(Stored dataset items)
┄┄┄┄┄┄

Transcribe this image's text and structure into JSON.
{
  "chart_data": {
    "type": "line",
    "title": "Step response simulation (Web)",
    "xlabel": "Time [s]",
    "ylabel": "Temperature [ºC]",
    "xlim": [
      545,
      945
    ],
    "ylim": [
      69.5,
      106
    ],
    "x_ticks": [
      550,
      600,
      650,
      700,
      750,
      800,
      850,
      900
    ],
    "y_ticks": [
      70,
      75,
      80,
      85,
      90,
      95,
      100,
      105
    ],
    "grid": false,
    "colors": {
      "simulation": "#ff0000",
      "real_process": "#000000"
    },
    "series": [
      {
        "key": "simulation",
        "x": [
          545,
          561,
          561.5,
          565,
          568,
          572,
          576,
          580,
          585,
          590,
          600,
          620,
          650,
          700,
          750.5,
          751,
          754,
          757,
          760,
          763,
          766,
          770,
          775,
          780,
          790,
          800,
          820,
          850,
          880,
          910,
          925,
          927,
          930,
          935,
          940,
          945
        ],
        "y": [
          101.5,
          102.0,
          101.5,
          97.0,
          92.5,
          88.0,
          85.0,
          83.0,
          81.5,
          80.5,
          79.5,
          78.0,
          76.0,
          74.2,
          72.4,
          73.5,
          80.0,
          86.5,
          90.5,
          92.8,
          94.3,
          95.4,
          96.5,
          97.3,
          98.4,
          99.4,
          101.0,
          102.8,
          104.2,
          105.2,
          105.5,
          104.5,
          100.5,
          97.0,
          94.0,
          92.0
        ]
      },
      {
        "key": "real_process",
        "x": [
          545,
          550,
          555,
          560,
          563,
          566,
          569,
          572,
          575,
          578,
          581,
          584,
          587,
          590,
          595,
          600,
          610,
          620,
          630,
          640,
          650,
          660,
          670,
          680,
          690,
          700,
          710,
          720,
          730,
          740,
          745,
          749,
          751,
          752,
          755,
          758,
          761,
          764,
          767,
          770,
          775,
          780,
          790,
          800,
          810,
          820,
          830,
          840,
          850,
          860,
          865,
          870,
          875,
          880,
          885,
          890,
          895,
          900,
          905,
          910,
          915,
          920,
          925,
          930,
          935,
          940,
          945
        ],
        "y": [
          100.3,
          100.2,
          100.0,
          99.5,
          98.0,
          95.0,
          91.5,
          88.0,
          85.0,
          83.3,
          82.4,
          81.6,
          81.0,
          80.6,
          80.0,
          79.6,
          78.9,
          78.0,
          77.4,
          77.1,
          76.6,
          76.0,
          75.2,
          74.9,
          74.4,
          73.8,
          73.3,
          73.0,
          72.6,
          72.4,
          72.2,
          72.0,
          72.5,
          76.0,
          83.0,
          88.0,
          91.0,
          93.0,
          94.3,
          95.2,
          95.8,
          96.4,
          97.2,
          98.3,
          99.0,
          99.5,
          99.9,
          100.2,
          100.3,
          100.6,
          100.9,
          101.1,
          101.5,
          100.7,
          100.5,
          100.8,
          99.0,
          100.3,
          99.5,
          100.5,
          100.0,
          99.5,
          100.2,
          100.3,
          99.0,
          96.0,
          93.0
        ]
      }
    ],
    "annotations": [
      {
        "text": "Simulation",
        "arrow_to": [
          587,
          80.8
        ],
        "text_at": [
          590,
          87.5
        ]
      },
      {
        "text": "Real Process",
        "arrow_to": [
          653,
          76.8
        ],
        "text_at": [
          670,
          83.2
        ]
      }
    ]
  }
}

┄┄┄┄┄┄

**WHAT IS ASKED:** Please reproduce all of the entries exactly as they stand.

**EXERCISE RESULT:**
Transcribe this image's text and structure into JSON.
{
  "chart_data": {
    "type": "line",
    "title": "Step response simulation (Web)",
    "xlabel": "Time [s]",
    "ylabel": "Temperature [ºC]",
    "xlim": [
      545,
      945
    ],
    "ylim": [
      69.5,
      106
    ],
    "x_ticks": [
      550,
      600,
      650,
      700,
      750,
      800,
      850,
      900
    ],
    "y_ticks": [
      70,
      75,
      80,
      85,
      90,
      95,
      100,
      105
    ],
    "grid": false,
    "colors": {
      "simulation": "#ff0000",
      "real_process": "#000000"
    },
    "series": [
      {
        "key": "simulation",
        "x": [
          545,
          561,
          561.5,
          565,
          568,
          572,
          576,
          580,
          585,
          590,
          600,
          620,
          650,
          700,
          750.5,
          751,
          754,
          757,
          760,
          763,
          766,
          770,
          775,
          780,
          790,
          800,
          820,
          850,
          880,
          910,
          925,
          927,
          930,
          935,
          940,
          945
        ],
        "y": [
          101.5,
          102.0,
          101.5,
          97.0,
          92.5,
          88.0,
          85.0,
          83.0,
          81.5,
          80.5,
          79.5,
          78.0,
          76.0,
          74.2,
          72.4,
          73.5,
          80.0,
          86.5,
          90.5,
          92.8,
          94.3,
          95.4,
          96.5,
          97.3,
          98.4,
          99.4,
          101.0,
          102.8,
          104.2,
          105.2,
          105.5,
          104.5,
          100.5,
          97.0,
          94.0,
          92.0
        ]
      },
      {
        "key": "real_process",
        "x": [
          545,
          550,
          555,
          560,
          563,
          566,
          569,
          572,
          575,
          578,
          581,
          584,
          587,
          590,
          595,
          600,
          610,
          620,
          630,
          640,
          650,
          660,
          670,
          680,
          690,
          700,
          710,
          720,
          730,
          740,
          745,
          749,
          751,
          752,
          755,
          758,
          761,
          764,
          767,
          770,
          775,
          780,
          790,
          800,
          810,
          820,
          830,
          840,
          850,
          860,
          865,
          870,
          875,
          880,
          885,
          890,
          895,
          900,
          905,
          910,
          915,
          920,
          925,
          930,
          935,
          940,
          945
        ],
        "y": [
          100.3,
          100.2,
          100.0,
          99.5,
          98.0,
          95.0,
          91.5,
          88.0,
          85.0,
          83.3,
          82.4,
          81.6,
          81.0,
          80.6,
          80.0,
          79.6,
          78.9,
          78.0,
          77.4,
          77.1,
          76.6,
          76.0,
          75.2,
          74.9,
          74.4,
          73.8,
          73.3,
          73.0,
          72.6,
          72.4,
          72.2,
          72.0,
          72.5,
          76.0,
          83.0,
          88.0,
          91.0,
          93.0,
          94.3,
          95.2,
          95.8,
          96.4,
          97.2,
          98.3,
          99.0,
          99.5,
          99.9,
          100.2,
          100.3,
          100.6,
          100.9,
          101.1,
          101.5,
          100.7,
          100.5,
          100.8,
          99.0,
          100.3,
          99.5,
          100.5,
          100.0,
          99.5,
          100.2,
          100.3,
          99.0,
          96.0,
          93.0
        ]
      }
    ],
    "annotations": [
      {
        "text": "Simulation",
        "arrow_to": [
          587,
          80.8
        ],
        "text_at": [
          590,
          87.5
        ]
      },
      {
        "text": "Real Process",
        "arrow_to": [
          653,
          76.8
        ],
        "text_at": [
          670,
          83.2
        ]
      }
    ]
  }
}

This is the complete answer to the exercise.